**DIRECTIONS FOR THIS TASK:** Copy, from the entries below, each line in which the string "block" appears.

──────── MATERIAL FOR THIS TASK ────────

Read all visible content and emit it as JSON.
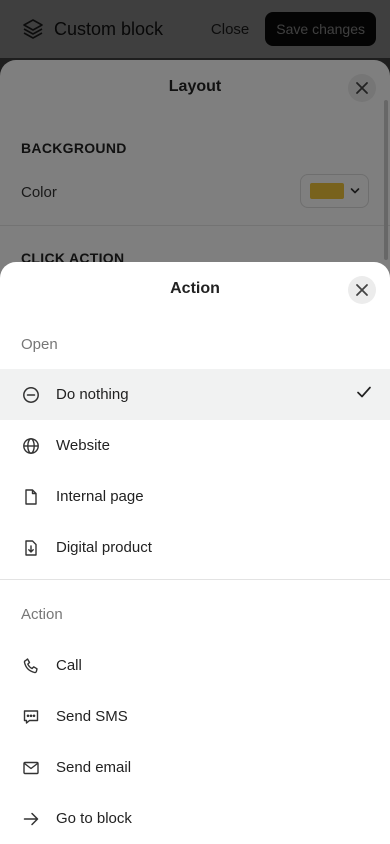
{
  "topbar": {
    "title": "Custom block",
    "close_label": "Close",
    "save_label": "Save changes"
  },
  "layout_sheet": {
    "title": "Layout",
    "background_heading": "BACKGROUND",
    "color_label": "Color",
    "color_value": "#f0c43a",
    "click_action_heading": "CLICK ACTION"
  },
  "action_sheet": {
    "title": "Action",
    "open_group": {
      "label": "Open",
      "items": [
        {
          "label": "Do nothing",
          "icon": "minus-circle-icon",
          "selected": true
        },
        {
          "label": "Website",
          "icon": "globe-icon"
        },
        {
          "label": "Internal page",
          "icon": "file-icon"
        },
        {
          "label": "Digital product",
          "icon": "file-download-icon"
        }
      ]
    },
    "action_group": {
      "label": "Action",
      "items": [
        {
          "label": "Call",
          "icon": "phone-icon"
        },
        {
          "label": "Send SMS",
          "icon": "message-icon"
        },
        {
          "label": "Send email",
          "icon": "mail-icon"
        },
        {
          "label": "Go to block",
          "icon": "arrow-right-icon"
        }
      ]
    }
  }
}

────────

**SOLUTION BELOW:**
    "title": "Custom block",
          "label": "Go to block",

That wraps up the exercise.